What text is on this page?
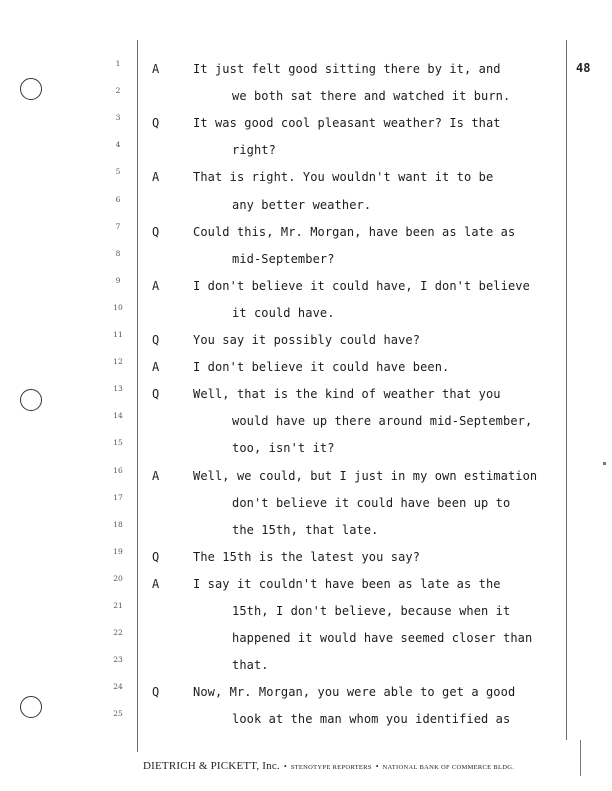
48
1	A	It just felt good sitting there by it, and
2	we both sat there and watched it burn.
3	Q	It was good cool pleasant weather? Is that
4	right?
5	A	That is right. You wouldn't want it to be
6	any better weather.
7	Q	Could this, Mr. Morgan, have been as late as
8	mid-September?
9	A	I don't believe it could have, I don't believe
10	it could have.
11	Q	You say it possibly could have?
12	A	I don't believe it could have been.
13	Q	Well, that is the kind of weather that you
14	would have up there around mid-September,
15	too, isn't it?
16	A	Well, we could, but I just in my own estimation
17	don't believe it could have been up to
18	the 15th, that late.
19	Q	The 15th is the latest you say?
20	A	I say it couldn't have been as late as the
21	15th, I don't believe, because when it
22	happened it would have seemed closer than
23	that.
24	Q	Now, Mr. Morgan, you were able to get a good
25	look at the man whom you identified as
DIETRICH & PICKETT, Inc. • STENOTYPE REPORTERS • NATIONAL BANK OF COMMERCE BLDG.
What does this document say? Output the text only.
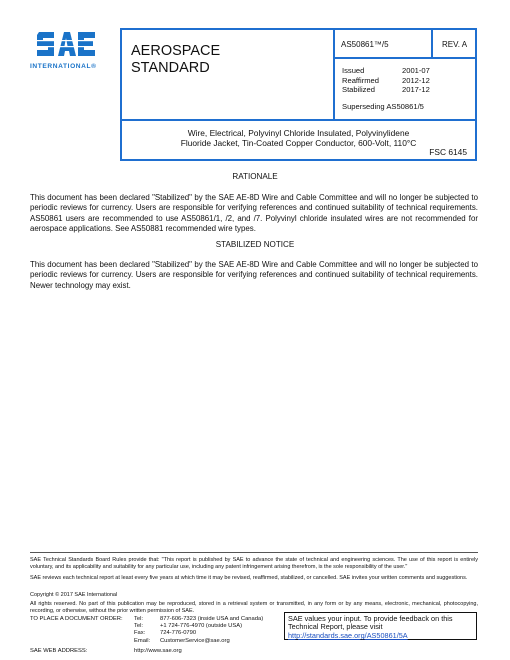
INTERNATIONAL®
AEROSPACE
STANDARD
AS50861™/5	REV. A
Issued	2001-07
Reaffirmed	2012-12
Stabilized	2017-12
Superseding AS50861/5
Wire, Electrical, Polyvinyl Chloride Insulated, Polyvinylidene
Fluoride Jacket, Tin-Coated Copper Conductor, 600-Volt, 110°C
FSC 6145
RATIONALE
This document has been declared "Stabilized" by the SAE AE-8D Wire and Cable Committee and will no longer be subjected to periodic reviews for currency. Users are responsible for verifying references and continued suitability of technical requirements. AS50861 users are recommended to use AS50861/1, /2, and /7. Polyvinyl chloride insulated wires are not recommended for aerospace applications. See AS50881 recommended wire types.
STABILIZED NOTICE
This document has been declared "Stabilized" by the SAE AE-8D Wire and Cable Committee and will no longer be subjected to periodic reviews for currency. Users are responsible for verifying references and continued suitability of technical requirements. Newer technology may exist.
SAE Technical Standards Board Rules provide that: "This report is published by SAE to advance the state of technical and engineering sciences. The use of this report is entirely voluntary, and its applicability and suitability for any particular use, including any patent infringement arising therefrom, is the sole responsibility of the user."
SAE reviews each technical report at least every five years at which time it may be revised, reaffirmed, stabilized, or cancelled. SAE invites your written comments and suggestions.
Copyright © 2017 SAE International
All rights reserved. No part of this publication may be reproduced, stored in a retrieval system or transmitted, in any form or by any means, electronic, mechanical, photocopying, recording, or otherwise, without the prior written permission of SAE.
TO PLACE A DOCUMENT ORDER: Tel:	877-606-7323 (inside USA and Canada)
Tel:	+1 724-776-4970 (outside USA)
Fax:	724-776-0790
Email:	CustomerService@sae.org
SAE WEB ADDRESS:	http://www.sae.org
SAE values your input. To provide feedback on this Technical Report, please visit
http://standards.sae.org/AS50861/5A
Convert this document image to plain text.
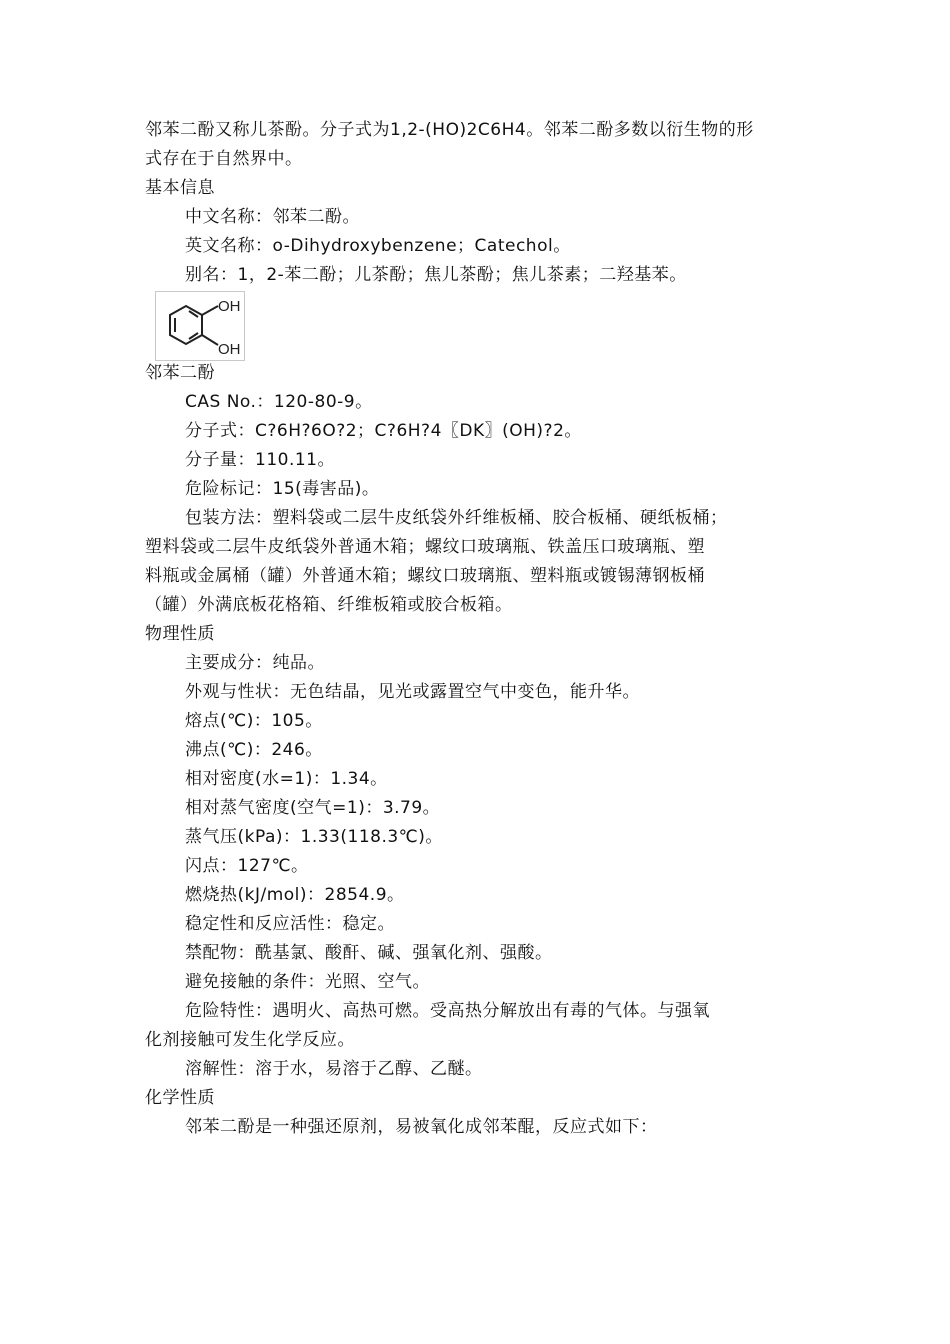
邻苯二酚又称儿茶酚。分子式为1,2-(HO)2C6H4。邻苯二酚多数以衍生物的形
式存在于自然界中。
基本信息
中文名称：邻苯二酚。
英文名称：o-Dihydroxybenzene；Catechol。
别名：1，2-苯二酚；儿茶酚；焦儿茶酚；焦儿茶素；二羟基苯。
OH
OH
邻苯二酚
CAS No.：120-80-9。
分子式：C?6H?6O?2；C?6H?4〖DK〗(OH)?2。
分子量：110.11。
危险标记：15(毒害品)。
包装方法：塑料袋或二层牛皮纸袋外纤维板桶、胶合板桶、硬纸板桶；
塑料袋或二层牛皮纸袋外普通木箱；螺纹口玻璃瓶、铁盖压口玻璃瓶、塑
料瓶或金属桶（罐）外普通木箱；螺纹口玻璃瓶、塑料瓶或镀锡薄钢板桶
（罐）外满底板花格箱、纤维板箱或胶合板箱。
物理性质
主要成分：纯品。
外观与性状：无色结晶，见光或露置空气中变色，能升华。
熔点(℃)：105。
沸点(℃)：246。
相对密度(水=1)：1.34。
相对蒸气密度(空气=1)：3.79。
蒸气压(kPa)：1.33(118.3℃)。
闪点：127℃。
燃烧热(kJ/mol)：2854.9。
稳定性和反应活性：稳定。
禁配物：酰基氯、酸酐、碱、强氧化剂、强酸。
避免接触的条件：光照、空气。
危险特性：遇明火、高热可燃。受高热分解放出有毒的气体。与强氧
化剂接触可发生化学反应。
溶解性：溶于水，易溶于乙醇、乙醚。
化学性质
邻苯二酚是一种强还原剂，易被氧化成邻苯醌，反应式如下：
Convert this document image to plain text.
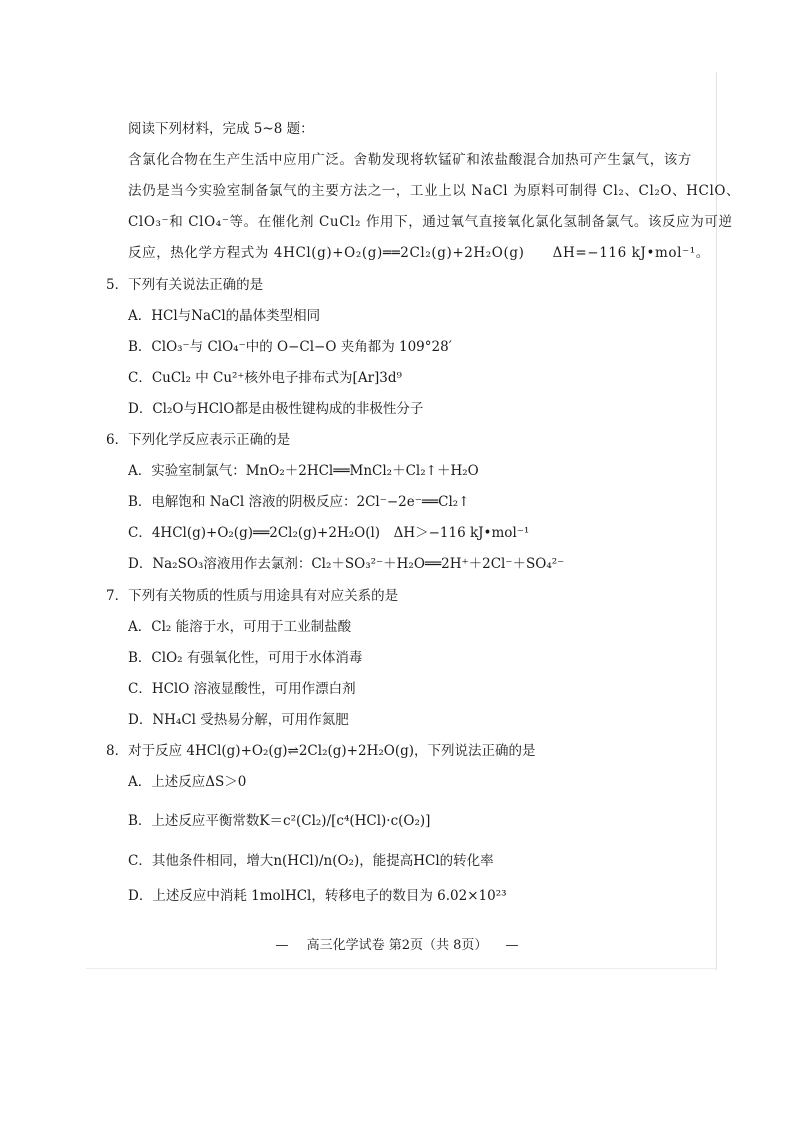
阅读下列材料，完成 5~8 题：
含氯化合物在生产生活中应用广泛。舍勒发现将软锰矿和浓盐酸混合加热可产生氯气，该方
法仍是当今实验室制备氯气的主要方法之一，工业上以 NaCl 为原料可制得 Cl₂、Cl₂O、HClO、
ClO₃⁻和 ClO₄⁻等。在催化剂 CuCl₂ 作用下，通过氧气直接氧化氯化氢制备氯气。该反应为可逆
反应，热化学方程式为 4HCl(g)+O₂(g)══2Cl₂(g)+2H₂O(g)　　ΔH=−116 kJ•mol⁻¹。
5．下列有关说法正确的是
A．HCl与NaCl的晶体类型相同
B．ClO₃⁻与 ClO₄⁻中的 O−Cl−O 夹角都为 109°28′
C．CuCl₂ 中 Cu²⁺核外电子排布式为[Ar]3d⁹
D．Cl₂O与HClO都是由极性键构成的非极性分子
6．下列化学反应表示正确的是
A．实验室制氯气：MnO₂＋2HCl══MnCl₂＋Cl₂↑＋H₂O
B．电解饱和 NaCl 溶液的阴极反应：2Cl⁻−2e⁻══Cl₂↑
C．4HCl(g)+O₂(g)══2Cl₂(g)+2H₂O(l)　ΔH＞−116 kJ•mol⁻¹
D．Na₂SO₃溶液用作去氯剂：Cl₂＋SO₃²⁻＋H₂O══2H⁺＋2Cl⁻＋SO₄²⁻
7．下列有关物质的性质与用途具有对应关系的是
A．Cl₂ 能溶于水，可用于工业制盐酸
B．ClO₂ 有强氧化性，可用于水体消毒
C．HClO 溶液显酸性，可用作漂白剂
D．NH₄Cl 受热易分解，可用作氮肥
8．对于反应 4HCl(g)+O₂(g)⇌2Cl₂(g)+2H₂O(g)，下列说法正确的是
A．上述反应ΔS＞0
B．上述反应平衡常数K＝c²(Cl₂)/[c⁴(HCl)·c(O₂)]
C．其他条件相同，增大n(HCl)/n(O₂)，能提高HCl的转化率
D．上述反应中消耗 1molHCl，转移电子的数目为 6.02×10²³
— 高三化学试卷 第2页（共 8页） —
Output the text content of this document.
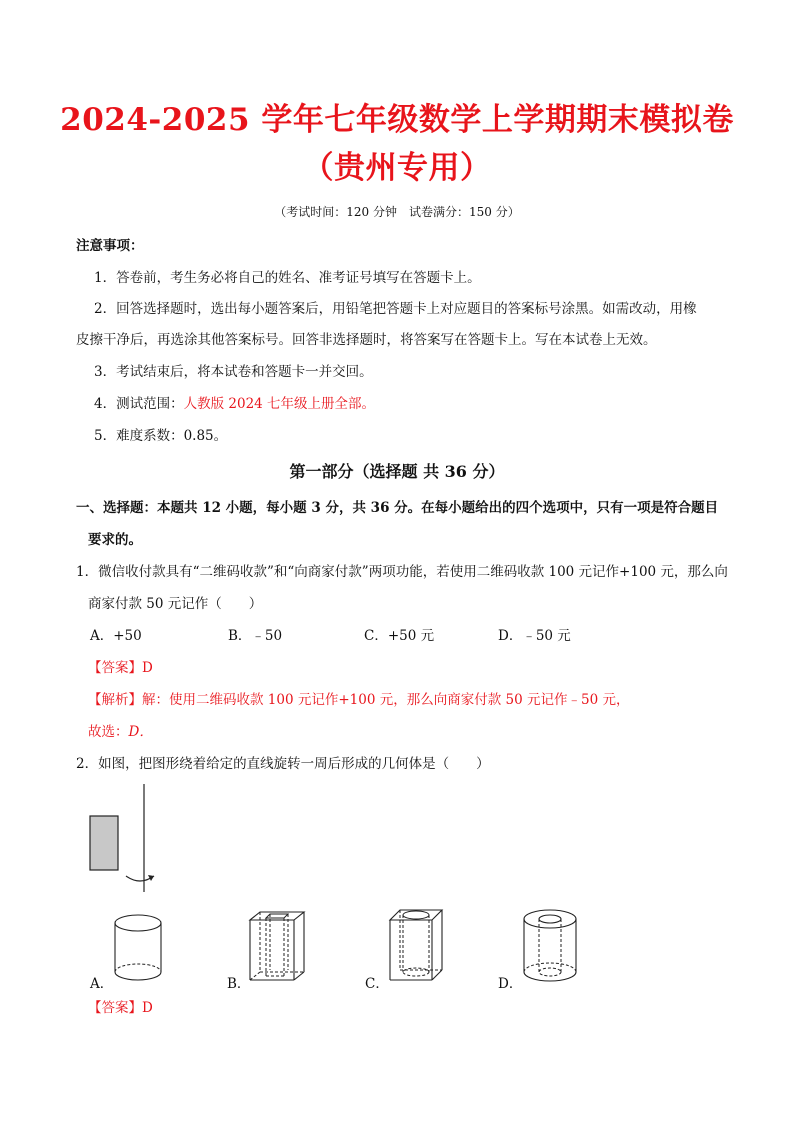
2024-2025 学年七年级数学上学期期末模拟卷
（贵州专用）
（考试时间：120 分钟　试卷满分：150 分）
注意事项：
1．答卷前，考生务必将自己的姓名、准考证号填写在答题卡上。
2．回答选择题时，选出每小题答案后，用铅笔把答题卡上对应题目的答案标号涂黑。如需改动，用橡
皮擦干净后，再选涂其他答案标号。回答非选择题时，将答案写在答题卡上。写在本试卷上无效。
3．考试结束后，将本试卷和答题卡一并交回。
4．测试范围：人教版 2024 七年级上册全部。
5．难度系数：0.85。
第一部分（选择题 共 36 分）
一、选择题：本题共 12 小题，每小题 3 分，共 36 分。在每小题给出的四个选项中，只有一项是符合题目
要求的。
1．微信收付款具有“二维码收款”和“向商家付款”两项功能，若使用二维码收款 100 元记作+100 元，那么向
商家付款 50 元记作（　　）
A．+50	B．﹣50	C．+50 元	D．﹣50 元
【答案】D
【解析】解：使用二维码收款 100 元记作+100 元，那么向商家付款 50 元记作﹣50 元，
故选：D．
2．如图，把图形绕着给定的直线旋转一周后形成的几何体是（　　）
A．	B．	C．	D．
【答案】D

** Short problem **
Which lines hold the string "ClO₃"? Copy all of them from the data above.

** Reply to the exercise **
ClO₃⁻和 ClO₄⁻等。在催化剂 CuCl₂ 作用下，通过氧气直接氧化氯化氢制备氯气。该反应为可逆
B．ClO₃⁻与 ClO₄⁻中的 O−Cl−O 夹角都为 109°28′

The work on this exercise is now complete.